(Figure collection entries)
————————

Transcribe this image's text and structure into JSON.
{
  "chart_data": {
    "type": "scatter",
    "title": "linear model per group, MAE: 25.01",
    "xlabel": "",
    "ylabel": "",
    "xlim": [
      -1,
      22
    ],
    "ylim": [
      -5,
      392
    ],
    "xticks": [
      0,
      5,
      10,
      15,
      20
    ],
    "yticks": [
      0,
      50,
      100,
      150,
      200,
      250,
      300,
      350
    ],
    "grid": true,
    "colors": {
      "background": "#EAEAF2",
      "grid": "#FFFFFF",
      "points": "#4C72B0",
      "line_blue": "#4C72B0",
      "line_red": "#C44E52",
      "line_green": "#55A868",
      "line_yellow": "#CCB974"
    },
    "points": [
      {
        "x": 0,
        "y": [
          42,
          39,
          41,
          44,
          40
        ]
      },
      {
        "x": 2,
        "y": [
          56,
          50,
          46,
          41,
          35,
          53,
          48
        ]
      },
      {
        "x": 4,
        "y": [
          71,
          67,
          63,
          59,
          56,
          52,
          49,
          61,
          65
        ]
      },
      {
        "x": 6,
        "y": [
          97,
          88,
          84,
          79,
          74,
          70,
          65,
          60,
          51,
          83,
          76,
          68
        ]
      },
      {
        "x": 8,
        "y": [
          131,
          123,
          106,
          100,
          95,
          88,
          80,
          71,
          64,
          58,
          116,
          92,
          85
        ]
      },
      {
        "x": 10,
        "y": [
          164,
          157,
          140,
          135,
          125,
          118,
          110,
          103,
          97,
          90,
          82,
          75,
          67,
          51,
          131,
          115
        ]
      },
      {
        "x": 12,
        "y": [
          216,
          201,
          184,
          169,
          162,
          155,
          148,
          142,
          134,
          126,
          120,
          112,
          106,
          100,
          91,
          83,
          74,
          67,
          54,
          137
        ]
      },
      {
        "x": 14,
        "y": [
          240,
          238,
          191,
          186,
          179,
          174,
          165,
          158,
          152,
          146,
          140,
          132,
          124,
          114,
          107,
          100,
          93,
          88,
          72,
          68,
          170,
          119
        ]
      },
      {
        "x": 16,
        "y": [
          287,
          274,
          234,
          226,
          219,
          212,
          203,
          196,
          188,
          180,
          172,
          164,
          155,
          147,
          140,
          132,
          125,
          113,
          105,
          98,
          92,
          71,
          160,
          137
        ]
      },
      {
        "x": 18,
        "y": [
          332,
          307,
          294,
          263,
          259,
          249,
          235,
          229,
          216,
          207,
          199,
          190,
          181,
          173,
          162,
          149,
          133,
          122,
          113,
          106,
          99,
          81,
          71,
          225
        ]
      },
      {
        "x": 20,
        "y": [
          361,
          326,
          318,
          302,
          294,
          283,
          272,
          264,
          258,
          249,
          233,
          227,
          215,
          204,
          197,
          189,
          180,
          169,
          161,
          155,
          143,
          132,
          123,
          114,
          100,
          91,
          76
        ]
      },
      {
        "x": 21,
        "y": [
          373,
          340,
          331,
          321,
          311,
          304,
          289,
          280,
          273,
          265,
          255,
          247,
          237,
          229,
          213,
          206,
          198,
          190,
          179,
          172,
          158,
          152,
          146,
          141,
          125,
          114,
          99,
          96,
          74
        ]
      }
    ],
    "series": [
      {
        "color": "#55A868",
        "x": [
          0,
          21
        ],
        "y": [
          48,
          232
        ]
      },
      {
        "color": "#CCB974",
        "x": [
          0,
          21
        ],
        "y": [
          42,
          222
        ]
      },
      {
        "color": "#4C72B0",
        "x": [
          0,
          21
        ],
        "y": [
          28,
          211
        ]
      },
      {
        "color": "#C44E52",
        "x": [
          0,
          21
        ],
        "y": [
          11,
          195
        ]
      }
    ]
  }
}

————————

_Written instruction_: Set down the listing in full, keeping every word exactly as it is.

_Expected output_:
Transcribe this image's text and structure into JSON.
{
  "chart_data": {
    "type": "scatter",
    "title": "linear model per group, MAE: 25.01",
    "xlabel": "",
    "ylabel": "",
    "xlim": [
      -1,
      22
    ],
    "ylim": [
      -5,
      392
    ],
    "xticks": [
      0,
      5,
      10,
      15,
      20
    ],
    "yticks": [
      0,
      50,
      100,
      150,
      200,
      250,
      300,
      350
    ],
    "grid": true,
    "colors": {
      "background": "#EAEAF2",
      "grid": "#FFFFFF",
      "points": "#4C72B0",
      "line_blue": "#4C72B0",
      "line_red": "#C44E52",
      "line_green": "#55A868",
      "line_yellow": "#CCB974"
    },
    "points": [
      {
        "x": 0,
        "y": [
          42,
          39,
          41,
          44,
          40
        ]
      },
      {
        "x": 2,
        "y": [
          56,
          50,
          46,
          41,
          35,
          53,
          48
        ]
      },
      {
        "x": 4,
        "y": [
          71,
          67,
          63,
          59,
          56,
          52,
          49,
          61,
          65
        ]
      },
      {
        "x": 6,
        "y": [
          97,
          88,
          84,
          79,
          74,
          70,
          65,
          60,
          51,
          83,
          76,
          68
        ]
      },
      {
        "x": 8,
        "y": [
          131,
          123,
          106,
          100,
          95,
          88,
          80,
          71,
          64,
          58,
          116,
          92,
          85
        ]
      },
      {
        "x": 10,
        "y": [
          164,
          157,
          140,
          135,
          125,
          118,
          110,
          103,
          97,
          90,
          82,
          75,
          67,
          51,
          131,
          115
        ]
      },
      {
        "x": 12,
        "y": [
          216,
          201,
          184,
          169,
          162,
          155,
          148,
          142,
          134,
          126,
          120,
          112,
          106,
          100,
          91,
          83,
          74,
          67,
          54,
          137
        ]
      },
      {
        "x": 14,
        "y": [
          240,
          238,
          191,
          186,
          179,
          174,
          165,
          158,
          152,
          146,
          140,
          132,
          124,
          114,
          107,
          100,
          93,
          88,
          72,
          68,
          170,
          119
        ]
      },
      {
        "x": 16,
        "y": [
          287,
          274,
          234,
          226,
          219,
          212,
          203,
          196,
          188,
          180,
          172,
          164,
          155,
          147,
          140,
          132,
          125,
          113,
          105,
          98,
          92,
          71,
          160,
          137
        ]
      },
      {
        "x": 18,
        "y": [
          332,
          307,
          294,
          263,
          259,
          249,
          235,
          229,
          216,
          207,
          199,
          190,
          181,
          173,
          162,
          149,
          133,
          122,
          113,
          106,
          99,
          81,
          71,
          225
        ]
      },
      {
        "x": 20,
        "y": [
          361,
          326,
          318,
          302,
          294,
          283,
          272,
          264,
          258,
          249,
          233,
          227,
          215,
          204,
          197,
          189,
          180,
          169,
          161,
          155,
          143,
          132,
          123,
          114,
          100,
          91,
          76
        ]
      },
      {
        "x": 21,
        "y": [
          373,
          340,
          331,
          321,
          311,
          304,
          289,
          280,
          273,
          265,
          255,
          247,
          237,
          229,
          213,
          206,
          198,
          190,
          179,
          172,
          158,
          152,
          146,
          141,
          125,
          114,
          99,
          96,
          74
        ]
      }
    ],
    "series": [
      {
        "color": "#55A868",
        "x": [
          0,
          21
        ],
        "y": [
          48,
          232
        ]
      },
      {
        "color": "#CCB974",
        "x": [
          0,
          21
        ],
        "y": [
          42,
          222
        ]
      },
      {
        "color": "#4C72B0",
        "x": [
          0,
          21
        ],
        "y": [
          28,
          211
        ]
      },
      {
        "color": "#C44E52",
        "x": [
          0,
          21
        ],
        "y": [
          11,
          195
        ]
      }
    ]
  }
}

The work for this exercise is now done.